[Begin DATA SECTION]

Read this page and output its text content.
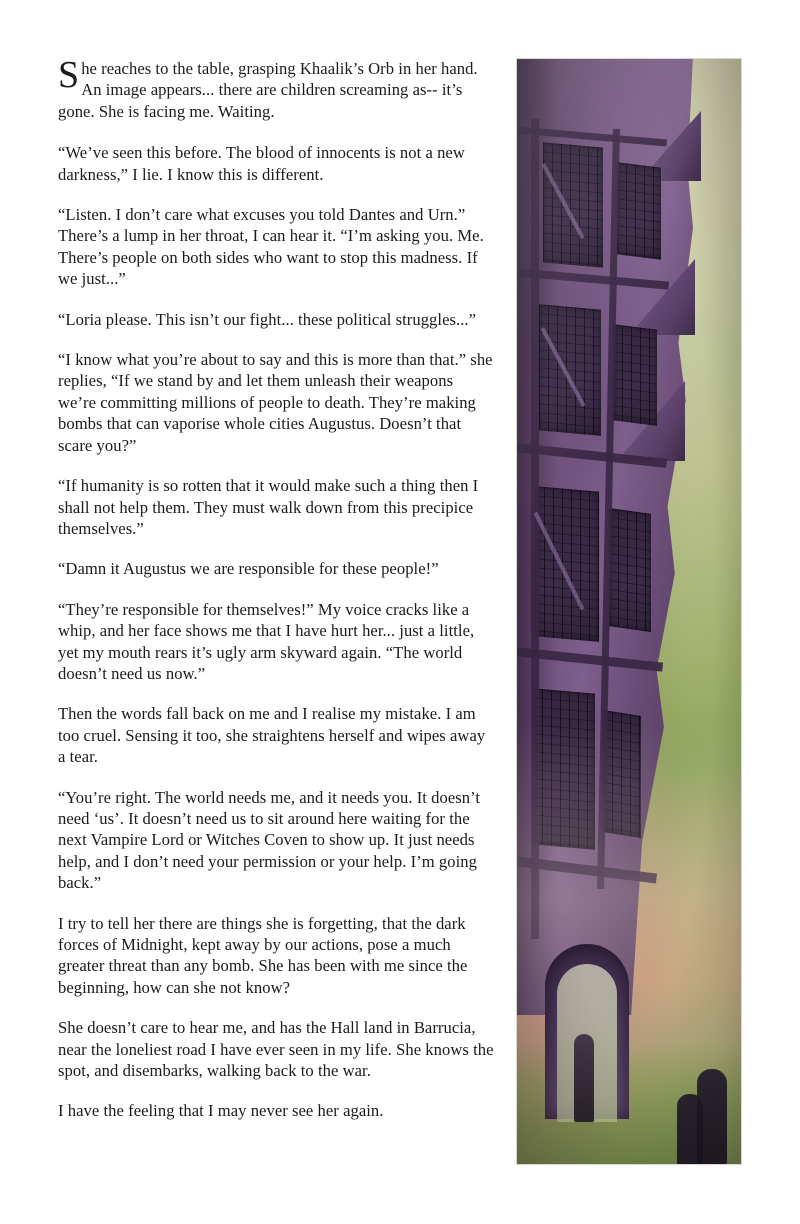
She reaches to the table, grasping Khaalik’s Orb in her hand. An image appears... there are children screaming as-- it’s gone. She is facing me. Waiting.

“We’ve seen this before. The blood of innocents is not a new darkness,” I lie. I know this is different.

“Listen. I don’t care what excuses you told Dantes and Urn.” There’s a lump in her throat, I can hear it. “I’m asking you. Me. There’s people on both sides who want to stop this madness. If we just...”

“Loria please. This isn’t our fight... these political struggles...”

“I know what you’re about to say and this is more than that.” she replies, “If we stand by and let them unleash their weapons we’re committing millions of people to death. They’re making bombs that can vaporise whole cities Augustus. Doesn’t that scare you?”

“If humanity is so rotten that it would make such a thing then I shall not help them. They must walk down from this precipice themselves.”

“Damn it Augustus we are responsible for these people!”

“They’re responsible for themselves!” My voice cracks like a whip, and her face shows me that I have hurt her... just a little, yet my mouth rears it’s ugly arm skyward again. “The world doesn’t need us now.”

Then the words fall back on me and I realise my mistake. I am too cruel. Sensing it too, she straightens herself and wipes away a tear.

“You’re right. The world needs me, and it needs you. It doesn’t need ‘us’. It doesn’t need us to sit around here waiting for the next Vampire Lord or Witches Coven to show up. It just needs help, and I don’t need your permission or your help. I’m going back.”

I try to tell her there are things she is forgetting, that the dark forces of Midnight, kept away by our actions, pose a much greater threat than any bomb. She has been with me since the beginning, how can she not know?

She doesn’t care to hear me, and has the Hall land in Barrucia, near the loneliest road I have ever seen in my life. She knows the spot, and disembarks, walking back to the war.

I have the feeling that I may never see her again.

[End DATA SECTION]

TASK DIRECTIONS »
Write out the full listing verbatim, excluding its pictures.

RESULT OF THIS TASK »
Read this page and output its text content.
She reaches to the table, grasping Khaalik’s Orb in her hand. An image appears... there are children screaming as-- it’s gone. She is facing me. Waiting.

“We’ve seen this before. The blood of innocents is not a new darkness,” I lie. I know this is different.

“Listen. I don’t care what excuses you told Dantes and Urn.” There’s a lump in her throat, I can hear it. “I’m asking you. Me. There’s people on both sides who want to stop this madness. If we just...”

“Loria please. This isn’t our fight... these political struggles...”

“I know what you’re about to say and this is more than that.” she replies, “If we stand by and let them unleash their weapons we’re committing millions of people to death. They’re making bombs that can vaporise whole cities Augustus. Doesn’t that scare you?”

“If humanity is so rotten that it would make such a thing then I shall not help them. They must walk down from this precipice themselves.”

“Damn it Augustus we are responsible for these people!”

“They’re responsible for themselves!” My voice cracks like a whip, and her face shows me that I have hurt her... just a little, yet my mouth rears it’s ugly arm skyward again. “The world doesn’t need us now.”

Then the words fall back on me and I realise my mistake. I am too cruel. Sensing it too, she straightens herself and wipes away a tear.

“You’re right. The world needs me, and it needs you. It doesn’t need ‘us’. It doesn’t need us to sit around here waiting for the next Vampire Lord or Witches Coven to show up. It just needs help, and I don’t need your permission or your help. I’m going back.”

I try to tell her there are things she is forgetting, that the dark forces of Midnight, kept away by our actions, pose a much greater threat than any bomb. She has been with me since the beginning, how can she not know?

She doesn’t care to hear me, and has the Hall land in Barrucia, near the loneliest road I have ever seen in my life. She knows the spot, and disembarks, walking back to the war.

I have the feeling that I may never see her again.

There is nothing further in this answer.